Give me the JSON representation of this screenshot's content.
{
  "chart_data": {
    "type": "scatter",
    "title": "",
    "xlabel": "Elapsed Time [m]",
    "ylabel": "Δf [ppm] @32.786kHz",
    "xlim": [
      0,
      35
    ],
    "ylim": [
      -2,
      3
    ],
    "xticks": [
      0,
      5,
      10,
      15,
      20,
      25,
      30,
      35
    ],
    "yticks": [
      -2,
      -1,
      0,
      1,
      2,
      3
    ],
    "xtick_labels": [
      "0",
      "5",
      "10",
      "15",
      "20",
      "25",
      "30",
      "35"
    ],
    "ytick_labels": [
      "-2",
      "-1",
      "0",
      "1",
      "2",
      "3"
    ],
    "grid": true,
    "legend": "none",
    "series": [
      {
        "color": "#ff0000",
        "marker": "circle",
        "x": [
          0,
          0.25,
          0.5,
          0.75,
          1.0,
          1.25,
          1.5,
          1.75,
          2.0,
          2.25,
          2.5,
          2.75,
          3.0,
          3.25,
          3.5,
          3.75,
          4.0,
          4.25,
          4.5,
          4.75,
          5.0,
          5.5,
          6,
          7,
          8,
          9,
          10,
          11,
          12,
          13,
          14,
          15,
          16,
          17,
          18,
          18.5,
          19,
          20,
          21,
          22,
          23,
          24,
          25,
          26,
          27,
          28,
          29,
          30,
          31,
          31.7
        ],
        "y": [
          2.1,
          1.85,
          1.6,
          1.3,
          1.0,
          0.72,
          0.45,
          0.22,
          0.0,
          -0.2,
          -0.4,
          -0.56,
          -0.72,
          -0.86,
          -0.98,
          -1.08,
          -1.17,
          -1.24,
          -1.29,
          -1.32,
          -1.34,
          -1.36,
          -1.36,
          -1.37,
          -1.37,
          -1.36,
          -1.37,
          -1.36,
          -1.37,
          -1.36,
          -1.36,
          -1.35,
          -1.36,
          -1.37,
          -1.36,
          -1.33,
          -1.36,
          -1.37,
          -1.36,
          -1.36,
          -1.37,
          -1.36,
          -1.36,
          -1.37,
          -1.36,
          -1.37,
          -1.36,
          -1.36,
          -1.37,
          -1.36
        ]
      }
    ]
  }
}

**WORK REQUIRED**
Copy every record exactly, with nothing added or dropped.

**RESULT**
Give me the JSON representation of this screenshot's content.
{
  "chart_data": {
    "type": "scatter",
    "title": "",
    "xlabel": "Elapsed Time [m]",
    "ylabel": "Δf [ppm] @32.786kHz",
    "xlim": [
      0,
      35
    ],
    "ylim": [
      -2,
      3
    ],
    "xticks": [
      0,
      5,
      10,
      15,
      20,
      25,
      30,
      35
    ],
    "yticks": [
      -2,
      -1,
      0,
      1,
      2,
      3
    ],
    "xtick_labels": [
      "0",
      "5",
      "10",
      "15",
      "20",
      "25",
      "30",
      "35"
    ],
    "ytick_labels": [
      "-2",
      "-1",
      "0",
      "1",
      "2",
      "3"
    ],
    "grid": true,
    "legend": "none",
    "series": [
      {
        "color": "#ff0000",
        "marker": "circle",
        "x": [
          0,
          0.25,
          0.5,
          0.75,
          1.0,
          1.25,
          1.5,
          1.75,
          2.0,
          2.25,
          2.5,
          2.75,
          3.0,
          3.25,
          3.5,
          3.75,
          4.0,
          4.25,
          4.5,
          4.75,
          5.0,
          5.5,
          6,
          7,
          8,
          9,
          10,
          11,
          12,
          13,
          14,
          15,
          16,
          17,
          18,
          18.5,
          19,
          20,
          21,
          22,
          23,
          24,
          25,
          26,
          27,
          28,
          29,
          30,
          31,
          31.7
        ],
        "y": [
          2.1,
          1.85,
          1.6,
          1.3,
          1.0,
          0.72,
          0.45,
          0.22,
          0.0,
          -0.2,
          -0.4,
          -0.56,
          -0.72,
          -0.86,
          -0.98,
          -1.08,
          -1.17,
          -1.24,
          -1.29,
          -1.32,
          -1.34,
          -1.36,
          -1.36,
          -1.37,
          -1.37,
          -1.36,
          -1.37,
          -1.36,
          -1.37,
          -1.36,
          -1.36,
          -1.35,
          -1.36,
          -1.37,
          -1.36,
          -1.33,
          -1.36,
          -1.37,
          -1.36,
          -1.36,
          -1.37,
          -1.36,
          -1.36,
          -1.37,
          -1.36,
          -1.37,
          -1.36,
          -1.36,
          -1.37,
          -1.36
        ]
      }
    ]
  }
}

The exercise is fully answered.